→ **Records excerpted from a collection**

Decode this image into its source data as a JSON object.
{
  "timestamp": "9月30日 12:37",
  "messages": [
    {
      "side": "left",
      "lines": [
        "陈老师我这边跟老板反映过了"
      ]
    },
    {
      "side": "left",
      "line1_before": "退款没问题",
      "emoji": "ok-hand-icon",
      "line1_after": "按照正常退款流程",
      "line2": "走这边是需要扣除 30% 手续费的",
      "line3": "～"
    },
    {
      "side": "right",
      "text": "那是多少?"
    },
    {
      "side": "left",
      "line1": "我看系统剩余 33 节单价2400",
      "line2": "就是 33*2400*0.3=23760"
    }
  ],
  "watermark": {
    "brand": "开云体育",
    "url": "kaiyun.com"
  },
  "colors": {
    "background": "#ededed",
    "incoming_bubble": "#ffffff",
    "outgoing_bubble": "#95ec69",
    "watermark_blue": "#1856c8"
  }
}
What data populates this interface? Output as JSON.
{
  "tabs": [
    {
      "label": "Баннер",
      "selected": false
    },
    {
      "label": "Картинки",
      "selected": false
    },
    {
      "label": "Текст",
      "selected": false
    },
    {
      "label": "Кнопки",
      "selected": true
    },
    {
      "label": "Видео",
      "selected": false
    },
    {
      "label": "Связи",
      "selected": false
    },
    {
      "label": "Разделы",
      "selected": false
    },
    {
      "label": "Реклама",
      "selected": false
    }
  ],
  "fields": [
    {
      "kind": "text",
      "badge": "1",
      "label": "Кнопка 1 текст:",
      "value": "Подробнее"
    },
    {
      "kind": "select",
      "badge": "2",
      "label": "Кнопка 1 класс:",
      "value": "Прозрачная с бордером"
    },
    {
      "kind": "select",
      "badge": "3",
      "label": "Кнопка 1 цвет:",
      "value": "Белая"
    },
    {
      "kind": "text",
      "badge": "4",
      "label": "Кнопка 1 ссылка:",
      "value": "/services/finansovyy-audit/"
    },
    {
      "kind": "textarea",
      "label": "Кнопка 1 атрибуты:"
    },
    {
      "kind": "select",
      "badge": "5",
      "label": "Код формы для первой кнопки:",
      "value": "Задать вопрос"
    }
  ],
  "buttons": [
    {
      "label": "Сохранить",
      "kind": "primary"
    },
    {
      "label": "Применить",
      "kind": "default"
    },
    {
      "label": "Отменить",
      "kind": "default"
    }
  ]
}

→ **Given exercise**
Each record above should be restated word for word.

→ **Exercise output**
Decode this image into its source data as a JSON object.
{
  "timestamp": "9月30日 12:37",
  "messages": [
    {
      "side": "left",
      "lines": [
        "陈老师我这边跟老板反映过了"
      ]
    },
    {
      "side": "left",
      "line1_before": "退款没问题",
      "emoji": "ok-hand-icon",
      "line1_after": "按照正常退款流程",
      "line2": "走这边是需要扣除 30% 手续费的",
      "line3": "～"
    },
    {
      "side": "right",
      "text": "那是多少?"
    },
    {
      "side": "left",
      "line1": "我看系统剩余 33 节单价2400",
      "line2": "就是 33*2400*0.3=23760"
    }
  ],
  "watermark": {
    "brand": "开云体育",
    "url": "kaiyun.com"
  },
  "colors": {
    "background": "#ededed",
    "incoming_bubble": "#ffffff",
    "outgoing_bubble": "#95ec69",
    "watermark_blue": "#1856c8"
  }
}
What data populates this interface? Output as JSON.
{
  "tabs": [
    {
      "label": "Баннер",
      "selected": false
    },
    {
      "label": "Картинки",
      "selected": false
    },
    {
      "label": "Текст",
      "selected": false
    },
    {
      "label": "Кнопки",
      "selected": true
    },
    {
      "label": "Видео",
      "selected": false
    },
    {
      "label": "Связи",
      "selected": false
    },
    {
      "label": "Разделы",
      "selected": false
    },
    {
      "label": "Реклама",
      "selected": false
    }
  ],
  "fields": [
    {
      "kind": "text",
      "badge": "1",
      "label": "Кнопка 1 текст:",
      "value": "Подробнее"
    },
    {
      "kind": "select",
      "badge": "2",
      "label": "Кнопка 1 класс:",
      "value": "Прозрачная с бордером"
    },
    {
      "kind": "select",
      "badge": "3",
      "label": "Кнопка 1 цвет:",
      "value": "Белая"
    },
    {
      "kind": "text",
      "badge": "4",
      "label": "Кнопка 1 ссылка:",
      "value": "/services/finansovyy-audit/"
    },
    {
      "kind": "textarea",
      "label": "Кнопка 1 атрибуты:"
    },
    {
      "kind": "select",
      "badge": "5",
      "label": "Код формы для первой кнопки:",
      "value": "Задать вопрос"
    }
  ],
  "buttons": [
    {
      "label": "Сохранить",
      "kind": "primary"
    },
    {
      "label": "Применить",
      "kind": "default"
    },
    {
      "label": "Отменить",
      "kind": "default"
    }
  ]
}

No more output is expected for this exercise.